- **Records supplied**:
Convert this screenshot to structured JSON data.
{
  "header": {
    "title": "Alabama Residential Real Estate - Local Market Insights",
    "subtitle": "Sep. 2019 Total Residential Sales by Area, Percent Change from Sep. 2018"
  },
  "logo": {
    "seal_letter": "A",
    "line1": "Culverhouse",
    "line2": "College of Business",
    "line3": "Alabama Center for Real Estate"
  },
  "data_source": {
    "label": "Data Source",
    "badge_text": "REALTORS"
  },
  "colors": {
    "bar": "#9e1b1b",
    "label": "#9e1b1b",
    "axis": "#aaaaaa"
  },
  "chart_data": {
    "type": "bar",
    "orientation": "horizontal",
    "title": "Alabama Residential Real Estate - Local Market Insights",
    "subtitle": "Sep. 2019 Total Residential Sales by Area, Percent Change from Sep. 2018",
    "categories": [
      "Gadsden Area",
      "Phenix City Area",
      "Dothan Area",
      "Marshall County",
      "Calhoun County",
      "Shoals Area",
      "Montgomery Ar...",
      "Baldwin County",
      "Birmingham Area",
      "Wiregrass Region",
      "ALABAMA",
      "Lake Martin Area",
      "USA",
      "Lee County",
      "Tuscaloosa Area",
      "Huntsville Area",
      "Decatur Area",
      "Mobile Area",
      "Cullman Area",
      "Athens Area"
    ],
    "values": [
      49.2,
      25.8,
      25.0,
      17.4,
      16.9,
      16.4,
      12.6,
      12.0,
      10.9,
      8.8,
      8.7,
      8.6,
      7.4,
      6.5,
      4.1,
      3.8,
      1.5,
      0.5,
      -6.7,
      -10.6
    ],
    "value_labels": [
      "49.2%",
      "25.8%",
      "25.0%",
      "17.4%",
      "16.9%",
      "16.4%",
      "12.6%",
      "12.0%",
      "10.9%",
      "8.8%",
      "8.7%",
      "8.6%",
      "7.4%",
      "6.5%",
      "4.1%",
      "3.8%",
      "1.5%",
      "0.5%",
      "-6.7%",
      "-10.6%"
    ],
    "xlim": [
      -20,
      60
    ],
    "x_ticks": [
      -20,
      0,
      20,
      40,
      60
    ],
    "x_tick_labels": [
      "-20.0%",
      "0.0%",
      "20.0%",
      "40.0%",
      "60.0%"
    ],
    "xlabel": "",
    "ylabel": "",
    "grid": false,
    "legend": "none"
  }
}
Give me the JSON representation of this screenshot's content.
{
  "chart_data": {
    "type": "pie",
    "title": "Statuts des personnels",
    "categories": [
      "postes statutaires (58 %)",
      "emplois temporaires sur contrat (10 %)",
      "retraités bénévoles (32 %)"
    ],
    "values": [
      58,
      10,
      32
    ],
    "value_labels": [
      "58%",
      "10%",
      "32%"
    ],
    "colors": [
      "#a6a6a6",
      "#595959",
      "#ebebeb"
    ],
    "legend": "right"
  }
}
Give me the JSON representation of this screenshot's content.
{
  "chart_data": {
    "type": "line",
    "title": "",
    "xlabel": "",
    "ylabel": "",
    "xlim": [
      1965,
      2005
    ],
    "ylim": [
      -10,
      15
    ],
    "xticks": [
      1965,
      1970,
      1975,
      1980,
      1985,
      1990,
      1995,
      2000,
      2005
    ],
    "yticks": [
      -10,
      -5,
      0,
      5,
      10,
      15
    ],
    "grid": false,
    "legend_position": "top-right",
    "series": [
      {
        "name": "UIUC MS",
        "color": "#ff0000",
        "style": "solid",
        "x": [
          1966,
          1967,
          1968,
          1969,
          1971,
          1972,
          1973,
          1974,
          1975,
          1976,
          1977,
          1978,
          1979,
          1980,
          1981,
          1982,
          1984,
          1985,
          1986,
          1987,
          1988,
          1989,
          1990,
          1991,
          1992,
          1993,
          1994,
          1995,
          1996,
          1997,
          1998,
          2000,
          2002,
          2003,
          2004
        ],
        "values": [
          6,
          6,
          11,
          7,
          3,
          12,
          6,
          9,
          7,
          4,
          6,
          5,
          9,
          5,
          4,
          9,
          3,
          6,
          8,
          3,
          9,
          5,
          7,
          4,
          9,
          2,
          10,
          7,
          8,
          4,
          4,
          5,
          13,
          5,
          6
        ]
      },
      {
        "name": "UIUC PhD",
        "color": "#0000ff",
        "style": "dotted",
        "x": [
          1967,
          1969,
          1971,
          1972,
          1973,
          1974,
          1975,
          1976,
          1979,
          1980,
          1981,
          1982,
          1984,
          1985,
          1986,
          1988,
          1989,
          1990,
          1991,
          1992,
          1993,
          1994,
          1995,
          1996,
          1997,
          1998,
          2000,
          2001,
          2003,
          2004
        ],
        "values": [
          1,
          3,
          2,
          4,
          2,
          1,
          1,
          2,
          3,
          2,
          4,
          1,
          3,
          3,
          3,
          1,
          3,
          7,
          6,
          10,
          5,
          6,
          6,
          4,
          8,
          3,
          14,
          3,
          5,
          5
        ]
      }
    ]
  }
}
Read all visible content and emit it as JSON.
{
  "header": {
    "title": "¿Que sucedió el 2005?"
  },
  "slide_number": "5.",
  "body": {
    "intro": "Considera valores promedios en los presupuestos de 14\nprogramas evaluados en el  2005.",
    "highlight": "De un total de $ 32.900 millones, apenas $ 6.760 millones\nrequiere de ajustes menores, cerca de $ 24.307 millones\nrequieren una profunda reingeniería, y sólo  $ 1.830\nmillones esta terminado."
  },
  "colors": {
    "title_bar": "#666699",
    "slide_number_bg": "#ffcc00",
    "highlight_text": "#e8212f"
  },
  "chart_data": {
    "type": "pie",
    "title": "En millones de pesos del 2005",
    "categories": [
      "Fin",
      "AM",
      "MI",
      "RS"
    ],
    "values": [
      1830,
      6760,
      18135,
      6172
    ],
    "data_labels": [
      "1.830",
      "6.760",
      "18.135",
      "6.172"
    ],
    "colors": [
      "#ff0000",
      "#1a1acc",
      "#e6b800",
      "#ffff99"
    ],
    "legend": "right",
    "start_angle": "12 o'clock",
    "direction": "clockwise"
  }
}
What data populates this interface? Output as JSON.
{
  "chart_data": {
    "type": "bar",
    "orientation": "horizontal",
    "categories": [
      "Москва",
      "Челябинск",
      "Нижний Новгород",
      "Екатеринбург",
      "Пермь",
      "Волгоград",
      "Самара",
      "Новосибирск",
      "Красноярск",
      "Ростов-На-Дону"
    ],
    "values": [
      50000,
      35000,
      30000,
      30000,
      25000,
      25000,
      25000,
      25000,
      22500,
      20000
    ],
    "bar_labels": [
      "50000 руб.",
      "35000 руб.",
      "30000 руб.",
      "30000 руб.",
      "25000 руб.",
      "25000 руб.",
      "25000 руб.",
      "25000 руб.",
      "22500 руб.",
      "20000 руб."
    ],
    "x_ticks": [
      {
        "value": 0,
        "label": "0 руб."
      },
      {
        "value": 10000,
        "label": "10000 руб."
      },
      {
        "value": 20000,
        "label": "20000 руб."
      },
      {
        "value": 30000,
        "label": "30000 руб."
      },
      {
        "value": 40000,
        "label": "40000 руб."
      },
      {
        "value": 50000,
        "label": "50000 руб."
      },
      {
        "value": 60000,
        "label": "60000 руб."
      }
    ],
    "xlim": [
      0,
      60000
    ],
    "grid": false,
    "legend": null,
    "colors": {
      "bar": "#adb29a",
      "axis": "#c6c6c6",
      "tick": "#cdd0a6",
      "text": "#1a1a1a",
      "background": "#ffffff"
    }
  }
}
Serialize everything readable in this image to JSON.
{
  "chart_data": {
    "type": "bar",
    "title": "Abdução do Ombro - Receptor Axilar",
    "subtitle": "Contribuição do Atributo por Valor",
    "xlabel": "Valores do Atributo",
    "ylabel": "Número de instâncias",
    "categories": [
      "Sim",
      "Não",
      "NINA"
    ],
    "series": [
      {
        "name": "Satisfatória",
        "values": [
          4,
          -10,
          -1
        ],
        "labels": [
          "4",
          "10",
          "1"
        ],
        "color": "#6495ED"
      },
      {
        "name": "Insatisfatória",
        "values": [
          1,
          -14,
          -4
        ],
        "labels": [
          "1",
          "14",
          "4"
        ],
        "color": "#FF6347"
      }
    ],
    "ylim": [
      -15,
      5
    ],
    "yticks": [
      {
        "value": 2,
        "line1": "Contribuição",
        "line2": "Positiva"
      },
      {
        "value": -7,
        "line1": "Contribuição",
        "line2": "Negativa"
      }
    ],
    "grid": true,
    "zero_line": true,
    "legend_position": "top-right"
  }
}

- **Instructions for the task**:
In the records above, find the line containing "Serialize everything readable"; please retype it and every line after it through the last line, exactly and with nothing else.

- **The output**:
Serialize everything readable in this image to JSON.
{
  "chart_data": {
    "type": "bar",
    "title": "Abdução do Ombro - Receptor Axilar",
    "subtitle": "Contribuição do Atributo por Valor",
    "xlabel": "Valores do Atributo",
    "ylabel": "Número de instâncias",
    "categories": [
      "Sim",
      "Não",
      "NINA"
    ],
    "series": [
      {
        "name": "Satisfatória",
        "values": [
          4,
          -10,
          -1
        ],
        "labels": [
          "4",
          "10",
          "1"
        ],
        "color": "#6495ED"
      },
      {
        "name": "Insatisfatória",
        "values": [
          1,
          -14,
          -4
        ],
        "labels": [
          "1",
          "14",
          "4"
        ],
        "color": "#FF6347"
      }
    ],
    "ylim": [
      -15,
      5
    ],
    "yticks": [
      {
        "value": 2,
        "line1": "Contribuição",
        "line2": "Positiva"
      },
      {
        "value": -7,
        "line1": "Contribuição",
        "line2": "Negativa"
      }
    ],
    "grid": true,
    "zero_line": true,
    "legend_position": "top-right"
  }
}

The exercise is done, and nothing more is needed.